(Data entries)
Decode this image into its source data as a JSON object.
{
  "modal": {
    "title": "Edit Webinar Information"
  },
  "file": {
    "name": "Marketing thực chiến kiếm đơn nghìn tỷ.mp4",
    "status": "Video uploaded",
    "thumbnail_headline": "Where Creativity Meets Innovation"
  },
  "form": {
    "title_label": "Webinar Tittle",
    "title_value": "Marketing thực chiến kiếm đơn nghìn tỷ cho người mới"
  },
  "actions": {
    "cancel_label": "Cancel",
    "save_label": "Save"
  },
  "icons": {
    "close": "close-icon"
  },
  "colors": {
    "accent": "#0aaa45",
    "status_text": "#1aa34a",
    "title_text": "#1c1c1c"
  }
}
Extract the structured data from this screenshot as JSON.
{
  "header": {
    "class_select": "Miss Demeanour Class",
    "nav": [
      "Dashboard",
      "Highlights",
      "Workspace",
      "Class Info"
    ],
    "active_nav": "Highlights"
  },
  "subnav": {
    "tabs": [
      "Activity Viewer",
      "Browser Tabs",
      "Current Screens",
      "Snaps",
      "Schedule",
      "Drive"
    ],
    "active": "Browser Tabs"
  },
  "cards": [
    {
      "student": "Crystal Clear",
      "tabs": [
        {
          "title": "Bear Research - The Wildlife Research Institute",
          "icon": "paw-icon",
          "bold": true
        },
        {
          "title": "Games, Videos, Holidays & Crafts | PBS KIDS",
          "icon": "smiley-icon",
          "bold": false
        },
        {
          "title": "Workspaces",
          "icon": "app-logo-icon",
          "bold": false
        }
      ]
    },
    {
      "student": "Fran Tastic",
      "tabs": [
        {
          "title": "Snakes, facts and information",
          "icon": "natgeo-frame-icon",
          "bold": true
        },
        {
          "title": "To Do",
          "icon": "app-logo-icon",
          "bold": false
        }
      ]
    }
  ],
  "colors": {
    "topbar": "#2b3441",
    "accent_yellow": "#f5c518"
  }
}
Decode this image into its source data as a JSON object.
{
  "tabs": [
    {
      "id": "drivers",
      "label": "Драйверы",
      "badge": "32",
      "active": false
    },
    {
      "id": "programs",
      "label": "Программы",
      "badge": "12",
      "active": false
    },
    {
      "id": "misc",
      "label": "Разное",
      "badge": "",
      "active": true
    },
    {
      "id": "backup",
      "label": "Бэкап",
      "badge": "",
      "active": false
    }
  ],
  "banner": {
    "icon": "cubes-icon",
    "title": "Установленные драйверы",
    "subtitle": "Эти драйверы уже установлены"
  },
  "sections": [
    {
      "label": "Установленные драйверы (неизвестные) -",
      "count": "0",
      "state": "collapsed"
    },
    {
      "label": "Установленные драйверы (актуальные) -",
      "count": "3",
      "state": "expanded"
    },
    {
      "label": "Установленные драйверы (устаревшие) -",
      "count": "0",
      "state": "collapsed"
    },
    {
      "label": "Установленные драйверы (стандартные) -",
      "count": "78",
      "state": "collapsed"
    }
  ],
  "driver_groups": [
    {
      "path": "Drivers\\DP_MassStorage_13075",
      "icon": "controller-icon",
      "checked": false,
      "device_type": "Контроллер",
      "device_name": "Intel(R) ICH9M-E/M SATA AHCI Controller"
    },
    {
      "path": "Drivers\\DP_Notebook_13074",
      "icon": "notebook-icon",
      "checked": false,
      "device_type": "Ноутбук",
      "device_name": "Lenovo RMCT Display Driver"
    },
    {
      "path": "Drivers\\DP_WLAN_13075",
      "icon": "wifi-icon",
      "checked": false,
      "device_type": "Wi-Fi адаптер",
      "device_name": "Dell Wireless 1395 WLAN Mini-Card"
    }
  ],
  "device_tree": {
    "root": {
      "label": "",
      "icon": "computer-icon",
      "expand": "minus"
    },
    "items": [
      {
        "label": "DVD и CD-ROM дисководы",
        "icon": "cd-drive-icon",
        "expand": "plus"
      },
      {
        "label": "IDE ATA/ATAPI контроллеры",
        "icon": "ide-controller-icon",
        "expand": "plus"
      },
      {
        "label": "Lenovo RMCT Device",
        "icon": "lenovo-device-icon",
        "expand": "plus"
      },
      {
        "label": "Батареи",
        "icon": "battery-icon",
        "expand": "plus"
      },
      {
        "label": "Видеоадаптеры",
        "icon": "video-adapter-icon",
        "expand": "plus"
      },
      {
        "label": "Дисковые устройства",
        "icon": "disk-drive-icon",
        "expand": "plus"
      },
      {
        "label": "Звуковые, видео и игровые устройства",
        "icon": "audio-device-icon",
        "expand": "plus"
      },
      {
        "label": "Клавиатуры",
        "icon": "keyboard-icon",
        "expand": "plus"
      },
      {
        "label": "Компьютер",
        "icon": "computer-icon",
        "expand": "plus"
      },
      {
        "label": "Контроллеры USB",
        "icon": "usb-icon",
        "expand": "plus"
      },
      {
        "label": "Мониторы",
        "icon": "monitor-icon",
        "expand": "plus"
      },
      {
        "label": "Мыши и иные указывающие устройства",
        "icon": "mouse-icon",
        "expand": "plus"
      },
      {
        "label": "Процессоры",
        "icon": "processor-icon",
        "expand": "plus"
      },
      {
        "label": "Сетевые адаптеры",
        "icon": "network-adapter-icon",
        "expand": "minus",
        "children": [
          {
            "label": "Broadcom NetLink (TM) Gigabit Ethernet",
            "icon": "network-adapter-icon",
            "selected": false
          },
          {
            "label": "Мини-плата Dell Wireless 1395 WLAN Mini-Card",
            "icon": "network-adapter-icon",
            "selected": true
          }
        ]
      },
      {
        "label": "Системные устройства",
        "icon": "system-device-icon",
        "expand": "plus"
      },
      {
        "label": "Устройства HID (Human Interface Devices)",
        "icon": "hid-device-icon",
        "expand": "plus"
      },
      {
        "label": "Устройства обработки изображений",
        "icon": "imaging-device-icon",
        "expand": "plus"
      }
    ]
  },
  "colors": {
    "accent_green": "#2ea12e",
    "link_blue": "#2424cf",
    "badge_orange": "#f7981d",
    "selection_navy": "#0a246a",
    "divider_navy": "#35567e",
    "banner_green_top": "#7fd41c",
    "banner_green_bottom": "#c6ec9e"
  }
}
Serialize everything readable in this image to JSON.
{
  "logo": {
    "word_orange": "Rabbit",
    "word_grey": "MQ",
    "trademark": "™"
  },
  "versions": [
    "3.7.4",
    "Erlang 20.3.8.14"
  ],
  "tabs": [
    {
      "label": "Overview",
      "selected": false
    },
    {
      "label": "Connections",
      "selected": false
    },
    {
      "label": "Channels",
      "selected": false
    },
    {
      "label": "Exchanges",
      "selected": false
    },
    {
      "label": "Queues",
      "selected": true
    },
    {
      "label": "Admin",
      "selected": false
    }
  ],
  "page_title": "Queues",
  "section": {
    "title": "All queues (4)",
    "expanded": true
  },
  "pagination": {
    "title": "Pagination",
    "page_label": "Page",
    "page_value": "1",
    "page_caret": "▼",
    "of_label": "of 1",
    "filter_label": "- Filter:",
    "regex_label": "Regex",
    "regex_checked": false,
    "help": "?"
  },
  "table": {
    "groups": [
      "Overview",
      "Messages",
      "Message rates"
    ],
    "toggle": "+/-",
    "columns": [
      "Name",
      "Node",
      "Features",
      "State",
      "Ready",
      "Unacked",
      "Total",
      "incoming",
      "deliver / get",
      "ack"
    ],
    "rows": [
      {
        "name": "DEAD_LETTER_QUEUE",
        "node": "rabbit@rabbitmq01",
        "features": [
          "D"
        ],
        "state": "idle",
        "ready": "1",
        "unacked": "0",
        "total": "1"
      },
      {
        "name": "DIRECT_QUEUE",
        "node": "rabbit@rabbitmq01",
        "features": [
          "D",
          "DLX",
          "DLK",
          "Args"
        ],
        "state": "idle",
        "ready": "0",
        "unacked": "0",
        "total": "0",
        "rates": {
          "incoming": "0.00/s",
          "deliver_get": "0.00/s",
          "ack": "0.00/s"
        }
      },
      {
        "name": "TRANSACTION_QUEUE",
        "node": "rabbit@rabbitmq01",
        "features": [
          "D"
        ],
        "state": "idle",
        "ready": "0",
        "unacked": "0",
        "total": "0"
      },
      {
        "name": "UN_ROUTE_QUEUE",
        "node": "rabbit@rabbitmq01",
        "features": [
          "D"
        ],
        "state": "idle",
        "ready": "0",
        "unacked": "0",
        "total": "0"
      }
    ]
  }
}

- _GIVEN TASK_:
Filter the listing above by the word "nghìn"; copy each line that passes.

- _RIGHT ANSWER_:
    "name": "Marketing thực chiến kiếm đơn nghìn tỷ.mp4",
    "title_value": "Marketing thực chiến kiếm đơn nghìn tỷ cho người mới"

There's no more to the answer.